> [REQUEST]:
Tell how many lines have the string "Carolina" in them, and write nothing besides the number.

> [DATA SHOWN]:

════════

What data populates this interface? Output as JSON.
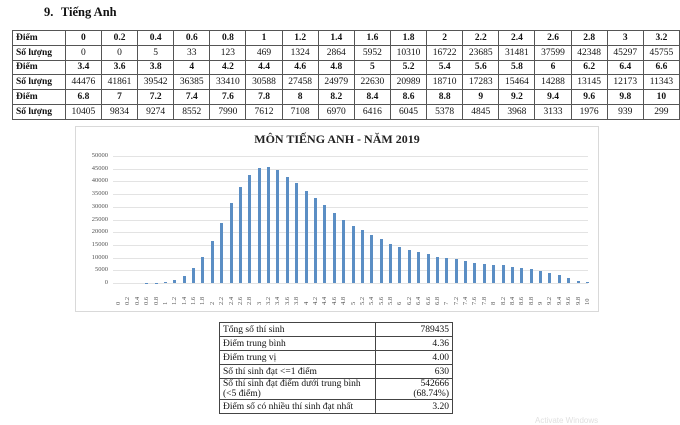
{
  "heading": {
    "number": "9.",
    "title": "Tiếng Anh"
  },
  "distribution_table": {
    "row_label_score": "Điểm",
    "row_label_count": "Số lượng",
    "blocks": [
      {
        "scores": [
          "0",
          "0.2",
          "0.4",
          "0.6",
          "0.8",
          "1",
          "1.2",
          "1.4",
          "1.6",
          "1.8",
          "2",
          "2.2",
          "2.4",
          "2.6",
          "2.8",
          "3",
          "3.2"
        ],
        "counts": [
          "0",
          "0",
          "5",
          "33",
          "123",
          "469",
          "1324",
          "2864",
          "5952",
          "10310",
          "16722",
          "23685",
          "31481",
          "37599",
          "42348",
          "45297",
          "45755"
        ]
      },
      {
        "scores": [
          "3.4",
          "3.6",
          "3.8",
          "4",
          "4.2",
          "4.4",
          "4.6",
          "4.8",
          "5",
          "5.2",
          "5.4",
          "5.6",
          "5.8",
          "6",
          "6.2",
          "6.4",
          "6.6"
        ],
        "counts": [
          "44476",
          "41861",
          "39542",
          "36385",
          "33410",
          "30588",
          "27458",
          "24979",
          "22630",
          "20989",
          "18710",
          "17283",
          "15464",
          "14288",
          "13145",
          "12173",
          "11343"
        ]
      },
      {
        "scores": [
          "6.8",
          "7",
          "7.2",
          "7.4",
          "7.6",
          "7.8",
          "8",
          "8.2",
          "8.4",
          "8.6",
          "8.8",
          "9",
          "9.2",
          "9.4",
          "9.6",
          "9.8",
          "10"
        ],
        "counts": [
          "10405",
          "9834",
          "9274",
          "8552",
          "7990",
          "7612",
          "7108",
          "6970",
          "6416",
          "6045",
          "5378",
          "4845",
          "3968",
          "3133",
          "1976",
          "939",
          "299"
        ]
      }
    ]
  },
  "chart_data": {
    "type": "bar",
    "title": "MÔN TIẾNG ANH - NĂM 2019",
    "xlabel": "",
    "ylabel": "",
    "ylim": [
      0,
      50000
    ],
    "yticks": [
      0,
      5000,
      10000,
      15000,
      20000,
      25000,
      30000,
      35000,
      40000,
      45000,
      50000
    ],
    "grid": true,
    "legend": "none",
    "bar_color": "#5b8ec4",
    "categories": [
      "0",
      "0.2",
      "0.4",
      "0.6",
      "0.8",
      "1",
      "1.2",
      "1.4",
      "1.6",
      "1.8",
      "2",
      "2.2",
      "2.4",
      "2.6",
      "2.8",
      "3",
      "3.2",
      "3.4",
      "3.6",
      "3.8",
      "4",
      "4.2",
      "4.4",
      "4.6",
      "4.8",
      "5",
      "5.2",
      "5.4",
      "5.6",
      "5.8",
      "6",
      "6.2",
      "6.4",
      "6.6",
      "6.8",
      "7",
      "7.2",
      "7.4",
      "7.6",
      "7.8",
      "8",
      "8.2",
      "8.4",
      "8.6",
      "8.8",
      "9",
      "9.2",
      "9.4",
      "9.6",
      "9.8",
      "10"
    ],
    "values": [
      0,
      0,
      5,
      33,
      123,
      469,
      1324,
      2864,
      5952,
      10310,
      16722,
      23685,
      31481,
      37599,
      42348,
      45297,
      45755,
      44476,
      41861,
      39542,
      36385,
      33410,
      30588,
      27458,
      24979,
      22630,
      20989,
      18710,
      17283,
      15464,
      14288,
      13145,
      12173,
      11343,
      10405,
      9834,
      9274,
      8552,
      7990,
      7612,
      7108,
      6970,
      6416,
      6045,
      5378,
      4845,
      3968,
      3133,
      1976,
      939,
      299
    ]
  },
  "summary": [
    {
      "label": "Tổng số thí sinh",
      "value": "789435"
    },
    {
      "label": "Điểm trung bình",
      "value": "4.36"
    },
    {
      "label": "Điểm trung vị",
      "value": "4.00"
    },
    {
      "label": "Số thí sinh đạt <=1 điểm",
      "value": "630"
    },
    {
      "label": "Số thí sinh đạt điểm  dưới trung bình",
      "label2": "(<5 điểm)",
      "value": "542666",
      "value2": "(68.74%)"
    },
    {
      "label": "Điểm số có nhiều thí sinh đạt nhất",
      "value": "3.20"
    }
  ],
  "watermark": "Activate Windows"
}
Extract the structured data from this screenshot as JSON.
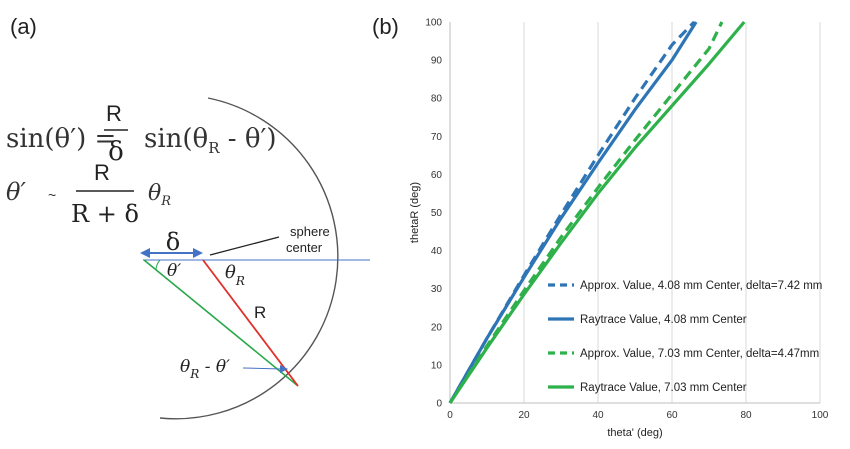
{
  "panel_a": {
    "label": "(a)",
    "eq1": {
      "lhs": "sin(θ′) =",
      "num": "R",
      "den": "δ",
      "rhs_prefix": "sin(θ",
      "rhs_sub": "R",
      "rhs_suffix": " - θ′)"
    },
    "eq2": {
      "lhs": "θ′",
      "approx": "~",
      "num": "R",
      "den": "R + δ",
      "rhs": "θ",
      "rhs_sub": "R"
    },
    "diagram": {
      "delta": "δ",
      "sphere_center": [
        "sphere",
        "center"
      ],
      "theta_prime": "θ′",
      "theta_r": "θ",
      "theta_r_sub": "R",
      "radius": "R",
      "diff_theta": "θ",
      "diff_sub": "R",
      "diff_rest": " -  θ′"
    },
    "colors": {
      "radius": "#e0302a",
      "ray": "#2aa84a",
      "axis": "#4472c4",
      "arc": "#555555"
    }
  },
  "panel_b": {
    "label": "(b)"
  },
  "chart_data": {
    "type": "line",
    "xlabel": "theta' (deg)",
    "ylabel": "thetaR (deg)",
    "xlim": [
      0,
      100
    ],
    "ylim": [
      0,
      100
    ],
    "xticks": [
      0,
      20,
      40,
      60,
      80,
      100
    ],
    "yticks": [
      0,
      10,
      20,
      30,
      40,
      50,
      60,
      70,
      80,
      90,
      100
    ],
    "grid": "vertical",
    "legend_position": "right-bottom",
    "series": [
      {
        "name": "Approx. Value, 4.08 mm Center, delta=7.42 mm",
        "color": "#2e75b6",
        "dash": true,
        "x": [
          0,
          10,
          20,
          30,
          40,
          50,
          60,
          66
        ],
        "y": [
          0,
          17,
          33.5,
          49.5,
          65,
          80,
          94,
          100
        ]
      },
      {
        "name": "Raytrace Value, 4.08 mm Center",
        "color": "#2e75b6",
        "dash": false,
        "x": [
          0,
          10,
          20,
          30,
          40,
          50,
          60,
          66.5
        ],
        "y": [
          0,
          17,
          33,
          48.5,
          63,
          77,
          90,
          100
        ]
      },
      {
        "name": "Approx. Value, 7.03 mm Center, delta=4.47mm",
        "color": "#2eb04a",
        "dash": true,
        "x": [
          0,
          10,
          20,
          30,
          40,
          50,
          60,
          70,
          73.5
        ],
        "y": [
          0,
          15,
          29.5,
          43.5,
          56.5,
          69,
          81,
          93,
          100
        ]
      },
      {
        "name": "Raytrace Value, 7.03 mm Center",
        "color": "#2eb04a",
        "dash": false,
        "x": [
          0,
          10,
          20,
          30,
          40,
          50,
          60,
          70,
          79.5
        ],
        "y": [
          0,
          14.5,
          28.5,
          42,
          55,
          67,
          78,
          89,
          100
        ]
      }
    ]
  }
}
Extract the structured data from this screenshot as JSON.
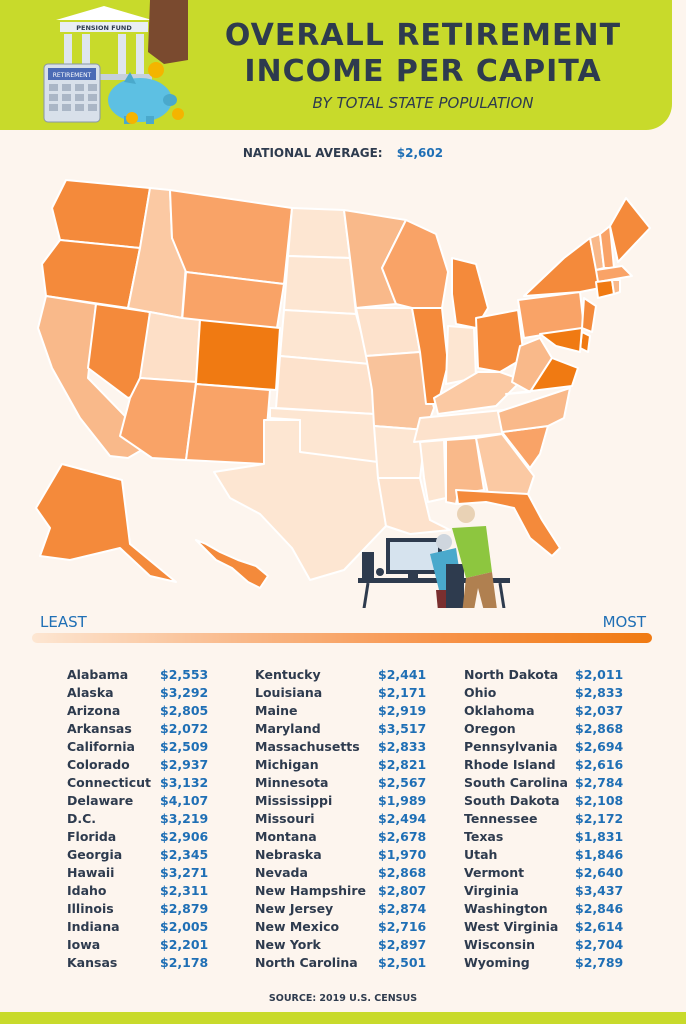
{
  "header": {
    "title_line1": "OVERALL RETIREMENT",
    "title_line2": "INCOME PER CAPITA",
    "subtitle": "BY TOTAL STATE POPULATION",
    "illustration_texts": {
      "bank_sign": "PENSION FUND",
      "calculator_screen": "RETIREMENT"
    }
  },
  "national_average": {
    "label": "NATIONAL AVERAGE:",
    "value": "$2,602"
  },
  "scale": {
    "least": "LEAST",
    "most": "MOST"
  },
  "source": "SOURCE: 2019 U.S. CENSUS",
  "colors": {
    "accent": "#c8da2b",
    "title": "#2e3b4e",
    "value_blue": "#1f6fb5",
    "scale_low": "#fde6d2",
    "scale_high": "#f07a12"
  },
  "icons": [
    "pension-fund-bank-icon",
    "calculator-icon",
    "piggy-bank-icon",
    "hand-with-coin-icon",
    "computer-desk-illustration"
  ],
  "states": [
    {
      "name": "Alabama",
      "value": "$2,553"
    },
    {
      "name": "Alaska",
      "value": "$3,292"
    },
    {
      "name": "Arizona",
      "value": "$2,805"
    },
    {
      "name": "Arkansas",
      "value": "$2,072"
    },
    {
      "name": "California",
      "value": "$2,509"
    },
    {
      "name": "Colorado",
      "value": "$2,937"
    },
    {
      "name": "Connecticut",
      "value": "$3,132"
    },
    {
      "name": "Delaware",
      "value": "$4,107"
    },
    {
      "name": "D.C.",
      "value": "$3,219"
    },
    {
      "name": "Florida",
      "value": "$2,906"
    },
    {
      "name": "Georgia",
      "value": "$2,345"
    },
    {
      "name": "Hawaii",
      "value": "$3,271"
    },
    {
      "name": "Idaho",
      "value": "$2,311"
    },
    {
      "name": "Illinois",
      "value": "$2,879"
    },
    {
      "name": "Indiana",
      "value": "$2,005"
    },
    {
      "name": "Iowa",
      "value": "$2,201"
    },
    {
      "name": "Kansas",
      "value": "$2,178"
    },
    {
      "name": "Kentucky",
      "value": "$2,441"
    },
    {
      "name": "Louisiana",
      "value": "$2,171"
    },
    {
      "name": "Maine",
      "value": "$2,919"
    },
    {
      "name": "Maryland",
      "value": "$3,517"
    },
    {
      "name": "Massachusetts",
      "value": "$2,833"
    },
    {
      "name": "Michigan",
      "value": "$2,821"
    },
    {
      "name": "Minnesota",
      "value": "$2,567"
    },
    {
      "name": "Mississippi",
      "value": "$1,989"
    },
    {
      "name": "Missouri",
      "value": "$2,494"
    },
    {
      "name": "Montana",
      "value": "$2,678"
    },
    {
      "name": "Nebraska",
      "value": "$1,970"
    },
    {
      "name": "Nevada",
      "value": "$2,868"
    },
    {
      "name": "New Hampshire",
      "value": "$2,807"
    },
    {
      "name": "New Jersey",
      "value": "$2,874"
    },
    {
      "name": "New Mexico",
      "value": "$2,716"
    },
    {
      "name": "New York",
      "value": "$2,897"
    },
    {
      "name": "North Carolina",
      "value": "$2,501"
    },
    {
      "name": "North Dakota",
      "value": "$2,011"
    },
    {
      "name": "Ohio",
      "value": "$2,833"
    },
    {
      "name": "Oklahoma",
      "value": "$2,037"
    },
    {
      "name": "Oregon",
      "value": "$2,868"
    },
    {
      "name": "Pennsylvania",
      "value": "$2,694"
    },
    {
      "name": "Rhode Island",
      "value": "$2,616"
    },
    {
      "name": "South Carolina",
      "value": "$2,784"
    },
    {
      "name": "South Dakota",
      "value": "$2,108"
    },
    {
      "name": "Tennessee",
      "value": "$2,172"
    },
    {
      "name": "Texas",
      "value": "$1,831"
    },
    {
      "name": "Utah",
      "value": "$1,846"
    },
    {
      "name": "Vermont",
      "value": "$2,640"
    },
    {
      "name": "Virginia",
      "value": "$3,437"
    },
    {
      "name": "Washington",
      "value": "$2,846"
    },
    {
      "name": "West Virginia",
      "value": "$2,614"
    },
    {
      "name": "Wisconsin",
      "value": "$2,704"
    },
    {
      "name": "Wyoming",
      "value": "$2,789"
    }
  ]
}
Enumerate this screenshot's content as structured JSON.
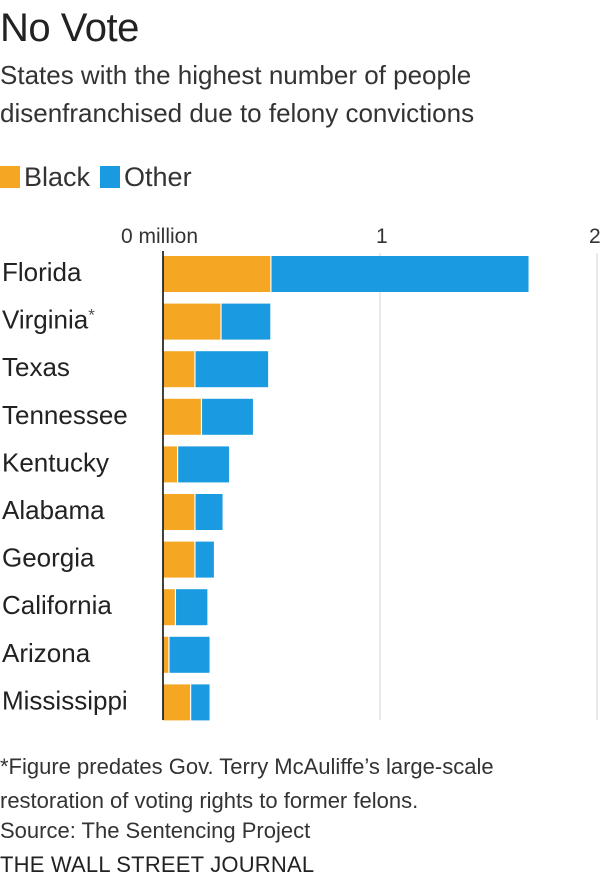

════════

> [THE REPLY]:
2